— THE EXERCISE —
Only a number is wanted here: the number of lines of the data that include "COMPUTER".

— ENTRIES SUPPLIED —
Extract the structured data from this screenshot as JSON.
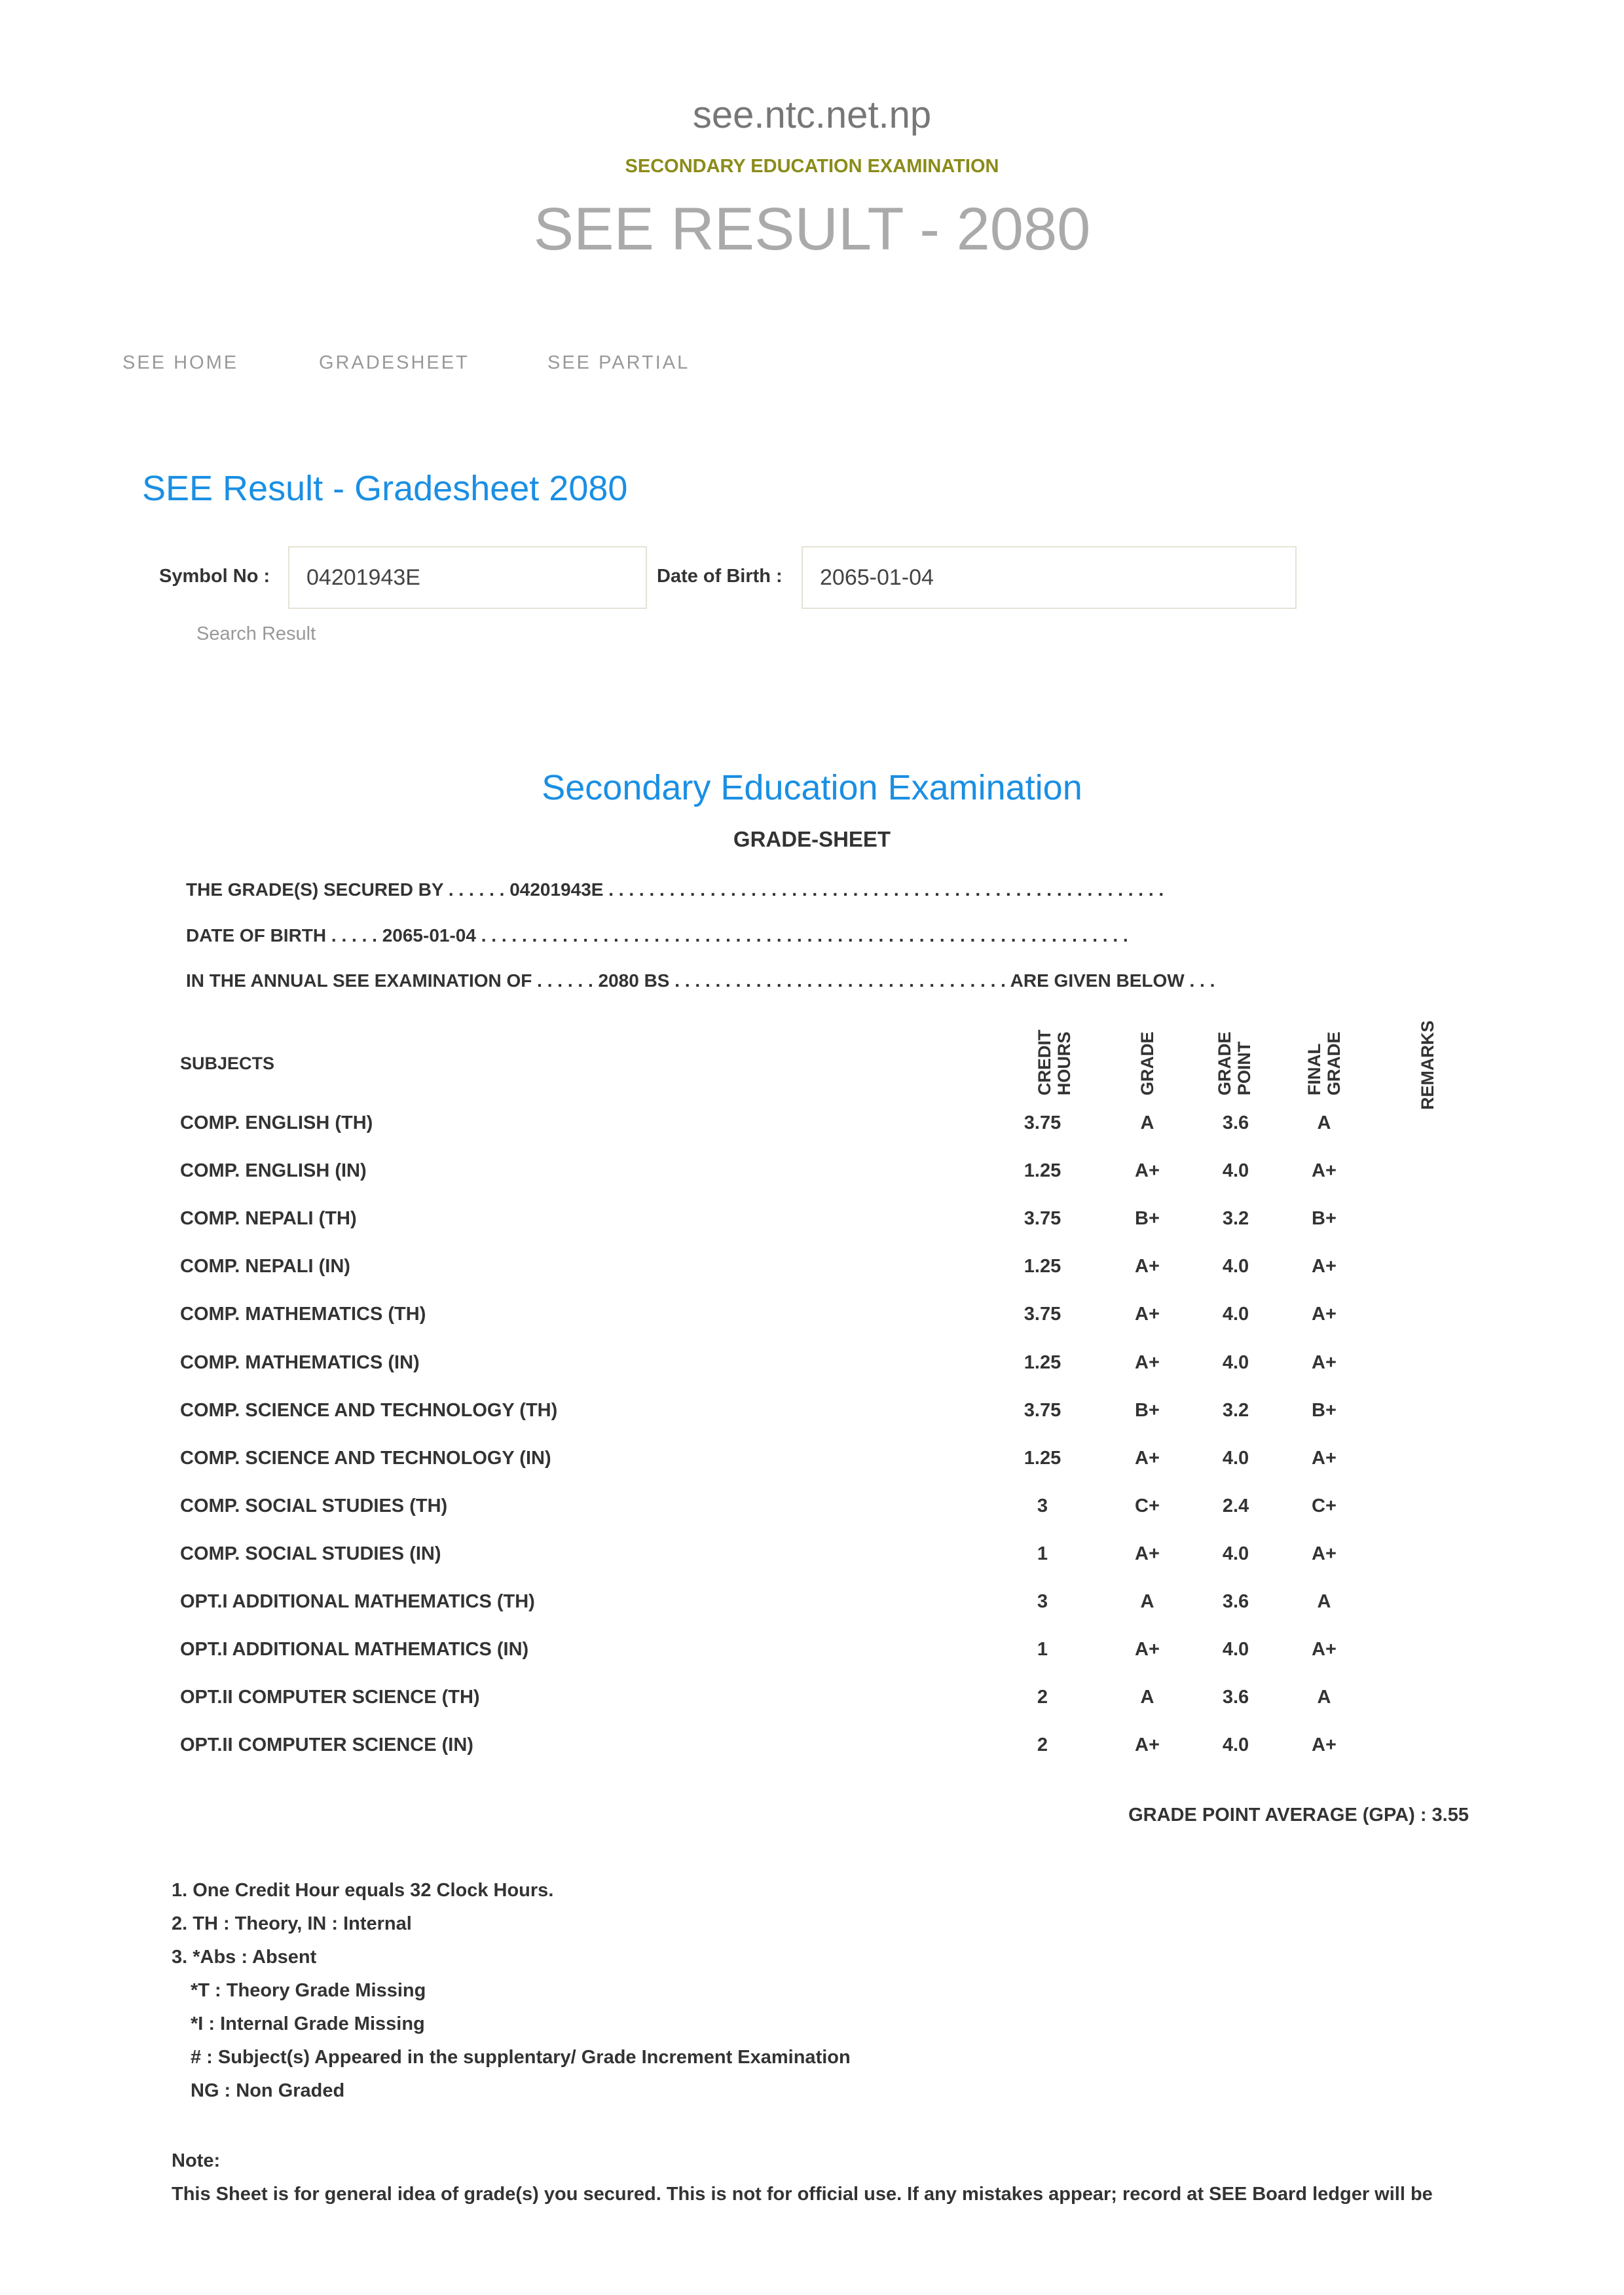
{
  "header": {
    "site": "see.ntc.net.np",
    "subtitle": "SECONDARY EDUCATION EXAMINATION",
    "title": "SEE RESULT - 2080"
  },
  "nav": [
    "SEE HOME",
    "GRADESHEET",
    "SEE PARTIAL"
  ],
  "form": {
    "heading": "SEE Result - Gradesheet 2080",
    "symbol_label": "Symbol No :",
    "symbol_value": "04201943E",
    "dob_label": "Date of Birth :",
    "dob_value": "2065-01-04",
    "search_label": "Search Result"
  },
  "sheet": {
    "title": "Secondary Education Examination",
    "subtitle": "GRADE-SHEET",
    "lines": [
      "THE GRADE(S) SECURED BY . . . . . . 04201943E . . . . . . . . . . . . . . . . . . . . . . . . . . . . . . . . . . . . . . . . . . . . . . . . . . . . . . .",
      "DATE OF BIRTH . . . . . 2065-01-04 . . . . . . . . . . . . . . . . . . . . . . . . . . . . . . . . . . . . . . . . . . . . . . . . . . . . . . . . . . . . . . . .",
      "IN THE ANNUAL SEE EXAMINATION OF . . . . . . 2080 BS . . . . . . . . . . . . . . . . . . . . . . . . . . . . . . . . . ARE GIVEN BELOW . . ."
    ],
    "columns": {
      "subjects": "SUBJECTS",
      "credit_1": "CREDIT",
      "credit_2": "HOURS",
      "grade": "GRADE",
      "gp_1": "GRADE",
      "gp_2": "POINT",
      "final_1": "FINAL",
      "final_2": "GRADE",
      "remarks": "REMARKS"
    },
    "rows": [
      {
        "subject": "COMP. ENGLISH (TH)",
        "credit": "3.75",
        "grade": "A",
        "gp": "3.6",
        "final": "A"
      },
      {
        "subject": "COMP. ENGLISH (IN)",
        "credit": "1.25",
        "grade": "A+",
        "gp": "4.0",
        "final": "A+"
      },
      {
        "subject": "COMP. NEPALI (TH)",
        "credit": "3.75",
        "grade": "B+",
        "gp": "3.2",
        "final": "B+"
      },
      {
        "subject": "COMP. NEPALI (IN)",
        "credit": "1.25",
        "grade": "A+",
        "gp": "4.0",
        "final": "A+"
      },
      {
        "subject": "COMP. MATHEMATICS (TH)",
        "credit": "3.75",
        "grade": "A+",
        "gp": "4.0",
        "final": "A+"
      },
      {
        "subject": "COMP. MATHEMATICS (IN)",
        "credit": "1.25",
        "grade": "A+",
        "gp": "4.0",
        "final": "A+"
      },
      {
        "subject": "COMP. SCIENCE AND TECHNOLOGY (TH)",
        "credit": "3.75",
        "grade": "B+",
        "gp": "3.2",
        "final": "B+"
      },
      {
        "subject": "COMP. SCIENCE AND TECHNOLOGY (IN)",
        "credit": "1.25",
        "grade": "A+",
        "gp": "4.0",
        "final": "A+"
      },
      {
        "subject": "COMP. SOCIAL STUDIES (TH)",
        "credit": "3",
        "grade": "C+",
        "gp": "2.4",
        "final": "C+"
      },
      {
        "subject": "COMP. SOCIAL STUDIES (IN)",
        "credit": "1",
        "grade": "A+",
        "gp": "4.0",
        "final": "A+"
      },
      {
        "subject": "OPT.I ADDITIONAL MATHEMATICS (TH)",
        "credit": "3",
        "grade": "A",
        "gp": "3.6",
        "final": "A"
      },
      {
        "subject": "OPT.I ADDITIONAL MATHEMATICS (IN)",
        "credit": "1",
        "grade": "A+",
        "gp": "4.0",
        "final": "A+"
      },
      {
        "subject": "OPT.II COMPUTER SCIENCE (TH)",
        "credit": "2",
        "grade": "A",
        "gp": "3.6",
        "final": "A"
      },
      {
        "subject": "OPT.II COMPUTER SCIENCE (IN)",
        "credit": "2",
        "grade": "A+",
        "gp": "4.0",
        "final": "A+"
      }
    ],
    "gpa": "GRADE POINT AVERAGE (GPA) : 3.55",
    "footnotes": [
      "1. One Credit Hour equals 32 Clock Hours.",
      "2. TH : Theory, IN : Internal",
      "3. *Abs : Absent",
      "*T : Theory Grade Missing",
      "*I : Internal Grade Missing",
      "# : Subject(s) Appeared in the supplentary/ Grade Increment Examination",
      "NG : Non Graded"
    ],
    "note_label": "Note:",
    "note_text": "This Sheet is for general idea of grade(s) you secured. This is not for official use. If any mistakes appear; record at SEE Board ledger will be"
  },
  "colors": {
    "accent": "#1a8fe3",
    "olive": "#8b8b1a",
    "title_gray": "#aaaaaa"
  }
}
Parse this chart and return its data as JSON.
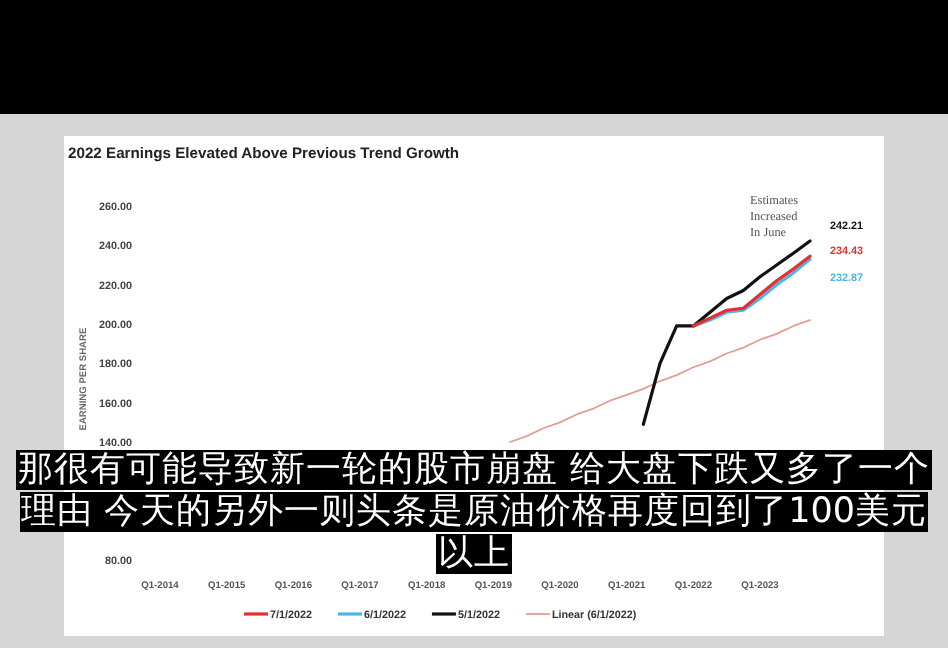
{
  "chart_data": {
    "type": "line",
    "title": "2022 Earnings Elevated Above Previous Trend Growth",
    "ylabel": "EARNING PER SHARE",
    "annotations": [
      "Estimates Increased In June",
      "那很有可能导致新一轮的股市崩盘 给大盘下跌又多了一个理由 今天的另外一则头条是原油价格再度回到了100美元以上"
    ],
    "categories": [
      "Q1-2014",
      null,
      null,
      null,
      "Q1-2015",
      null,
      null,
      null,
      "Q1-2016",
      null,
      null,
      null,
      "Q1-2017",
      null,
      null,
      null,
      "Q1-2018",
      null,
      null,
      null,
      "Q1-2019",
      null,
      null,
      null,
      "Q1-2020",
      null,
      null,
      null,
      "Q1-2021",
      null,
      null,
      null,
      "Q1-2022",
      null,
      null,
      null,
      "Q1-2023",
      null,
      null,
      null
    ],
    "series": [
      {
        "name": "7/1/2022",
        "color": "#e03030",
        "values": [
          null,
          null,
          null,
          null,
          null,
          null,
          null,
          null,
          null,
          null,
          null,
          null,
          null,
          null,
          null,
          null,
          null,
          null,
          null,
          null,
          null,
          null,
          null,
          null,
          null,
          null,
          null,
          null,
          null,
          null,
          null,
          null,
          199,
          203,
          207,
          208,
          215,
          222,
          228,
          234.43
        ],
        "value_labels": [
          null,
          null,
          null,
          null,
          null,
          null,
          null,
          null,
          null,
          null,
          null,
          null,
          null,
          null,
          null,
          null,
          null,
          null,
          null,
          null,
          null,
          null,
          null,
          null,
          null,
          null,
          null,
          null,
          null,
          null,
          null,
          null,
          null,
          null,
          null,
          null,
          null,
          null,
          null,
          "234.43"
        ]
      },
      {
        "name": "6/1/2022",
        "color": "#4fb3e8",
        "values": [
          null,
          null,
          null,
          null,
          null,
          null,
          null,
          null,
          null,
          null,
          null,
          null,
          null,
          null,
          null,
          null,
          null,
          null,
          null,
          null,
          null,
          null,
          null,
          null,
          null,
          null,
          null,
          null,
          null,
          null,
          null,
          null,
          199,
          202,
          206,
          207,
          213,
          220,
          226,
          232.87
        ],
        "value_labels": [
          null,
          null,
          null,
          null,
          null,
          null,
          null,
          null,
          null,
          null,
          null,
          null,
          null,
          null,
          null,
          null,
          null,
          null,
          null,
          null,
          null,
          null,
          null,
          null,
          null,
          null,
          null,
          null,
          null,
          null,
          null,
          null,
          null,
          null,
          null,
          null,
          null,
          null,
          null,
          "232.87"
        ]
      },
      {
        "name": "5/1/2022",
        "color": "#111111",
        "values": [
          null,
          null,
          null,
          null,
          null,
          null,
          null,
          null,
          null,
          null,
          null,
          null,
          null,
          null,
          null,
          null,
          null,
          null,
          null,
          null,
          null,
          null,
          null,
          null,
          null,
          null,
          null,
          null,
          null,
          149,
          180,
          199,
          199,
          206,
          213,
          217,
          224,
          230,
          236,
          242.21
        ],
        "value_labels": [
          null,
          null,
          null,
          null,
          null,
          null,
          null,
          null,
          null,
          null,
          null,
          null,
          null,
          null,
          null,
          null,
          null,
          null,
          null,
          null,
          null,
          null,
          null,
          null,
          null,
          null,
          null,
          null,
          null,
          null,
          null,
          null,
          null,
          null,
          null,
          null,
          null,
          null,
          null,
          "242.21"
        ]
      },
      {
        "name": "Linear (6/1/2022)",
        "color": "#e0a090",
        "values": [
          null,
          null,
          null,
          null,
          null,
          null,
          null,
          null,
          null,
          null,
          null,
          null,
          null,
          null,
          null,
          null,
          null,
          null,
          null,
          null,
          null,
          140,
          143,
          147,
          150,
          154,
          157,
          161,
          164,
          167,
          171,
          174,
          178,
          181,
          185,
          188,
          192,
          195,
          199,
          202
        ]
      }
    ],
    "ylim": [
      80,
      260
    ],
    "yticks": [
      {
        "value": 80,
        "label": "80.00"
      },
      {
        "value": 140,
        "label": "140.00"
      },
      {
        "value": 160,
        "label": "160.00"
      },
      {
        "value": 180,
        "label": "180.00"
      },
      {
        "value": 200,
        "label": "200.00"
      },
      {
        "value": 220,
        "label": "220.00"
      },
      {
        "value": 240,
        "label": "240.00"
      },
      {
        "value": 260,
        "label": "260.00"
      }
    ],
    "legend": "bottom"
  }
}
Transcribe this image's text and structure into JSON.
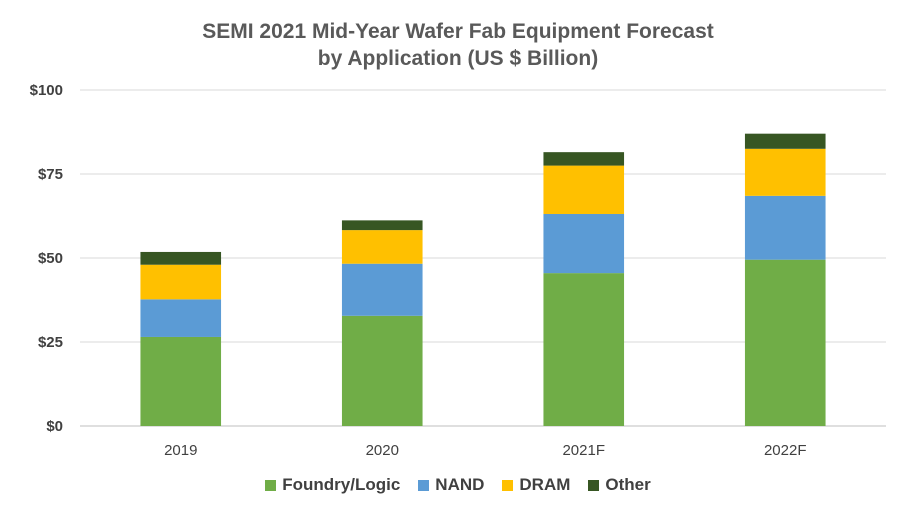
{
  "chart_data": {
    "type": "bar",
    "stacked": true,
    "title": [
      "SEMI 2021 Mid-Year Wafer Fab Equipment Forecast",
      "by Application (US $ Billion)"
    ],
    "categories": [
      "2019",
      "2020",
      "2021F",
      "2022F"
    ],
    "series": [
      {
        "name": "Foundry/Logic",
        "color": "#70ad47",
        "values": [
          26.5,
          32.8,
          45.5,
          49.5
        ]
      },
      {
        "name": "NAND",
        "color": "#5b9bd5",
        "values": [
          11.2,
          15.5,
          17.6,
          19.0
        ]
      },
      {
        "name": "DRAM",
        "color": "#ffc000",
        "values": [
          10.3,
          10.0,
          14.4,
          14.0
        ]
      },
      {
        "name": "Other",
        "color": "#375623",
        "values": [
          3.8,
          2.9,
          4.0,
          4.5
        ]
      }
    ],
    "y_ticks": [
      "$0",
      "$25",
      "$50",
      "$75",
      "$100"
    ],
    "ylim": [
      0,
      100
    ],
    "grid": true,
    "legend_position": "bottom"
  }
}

— RESPONSE TO THIS TASK —
2